## What you are asked to do
Write out each line from the data below that includes the word "meet".

Stored items:

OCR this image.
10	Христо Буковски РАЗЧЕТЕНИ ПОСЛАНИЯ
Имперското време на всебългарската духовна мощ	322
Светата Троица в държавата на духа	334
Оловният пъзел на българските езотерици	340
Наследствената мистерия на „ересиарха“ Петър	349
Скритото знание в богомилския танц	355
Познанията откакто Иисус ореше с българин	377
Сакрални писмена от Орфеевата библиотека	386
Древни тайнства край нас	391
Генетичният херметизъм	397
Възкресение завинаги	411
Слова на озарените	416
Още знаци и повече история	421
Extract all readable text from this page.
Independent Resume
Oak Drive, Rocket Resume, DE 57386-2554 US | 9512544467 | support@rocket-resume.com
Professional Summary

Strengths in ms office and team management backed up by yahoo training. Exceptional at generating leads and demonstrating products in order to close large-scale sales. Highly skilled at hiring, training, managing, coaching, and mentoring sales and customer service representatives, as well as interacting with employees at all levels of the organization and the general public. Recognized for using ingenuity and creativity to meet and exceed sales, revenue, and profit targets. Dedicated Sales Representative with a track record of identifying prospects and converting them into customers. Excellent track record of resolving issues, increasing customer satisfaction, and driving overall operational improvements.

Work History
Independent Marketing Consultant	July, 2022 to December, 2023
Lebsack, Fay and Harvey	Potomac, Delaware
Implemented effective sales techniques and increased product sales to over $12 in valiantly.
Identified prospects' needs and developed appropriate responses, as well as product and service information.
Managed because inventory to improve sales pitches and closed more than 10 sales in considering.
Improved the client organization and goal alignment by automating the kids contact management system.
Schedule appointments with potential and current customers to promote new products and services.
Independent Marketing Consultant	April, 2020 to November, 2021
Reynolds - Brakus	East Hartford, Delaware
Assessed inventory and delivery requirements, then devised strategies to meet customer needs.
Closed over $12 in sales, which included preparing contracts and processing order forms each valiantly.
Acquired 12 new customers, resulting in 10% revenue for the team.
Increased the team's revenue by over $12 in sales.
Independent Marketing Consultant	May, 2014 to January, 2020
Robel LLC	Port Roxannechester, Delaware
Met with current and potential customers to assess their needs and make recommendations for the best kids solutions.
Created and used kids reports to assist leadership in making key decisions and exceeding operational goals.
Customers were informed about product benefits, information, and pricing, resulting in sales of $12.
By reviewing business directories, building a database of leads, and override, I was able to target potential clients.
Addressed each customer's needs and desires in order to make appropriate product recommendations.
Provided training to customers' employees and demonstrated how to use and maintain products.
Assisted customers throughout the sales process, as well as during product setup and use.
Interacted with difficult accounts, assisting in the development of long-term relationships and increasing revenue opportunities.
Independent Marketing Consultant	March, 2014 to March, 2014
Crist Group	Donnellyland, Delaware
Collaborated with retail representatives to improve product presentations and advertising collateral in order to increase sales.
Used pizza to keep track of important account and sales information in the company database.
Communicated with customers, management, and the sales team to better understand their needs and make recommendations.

## Answer to this task
Strengths in ms office and team management backed up by yahoo training. Exceptional at generating leads and demonstrating products in order to close large-scale sales. Highly skilled at hiring, training, managing, coaching, and mentoring sales and customer service representatives, as well as interacting with employees at all levels of the organization and the general public. Recognized for using ingenuity and creativity to meet and exceed sales, revenue, and profit targets. Dedicated Sales Representative with a track record of identifying prospects and converting them into customers. Excellent track record of resolving issues, increasing customer satisfaction, and driving overall operational improvements.
Assessed inventory and delivery requirements, then devised strategies to meet customer needs.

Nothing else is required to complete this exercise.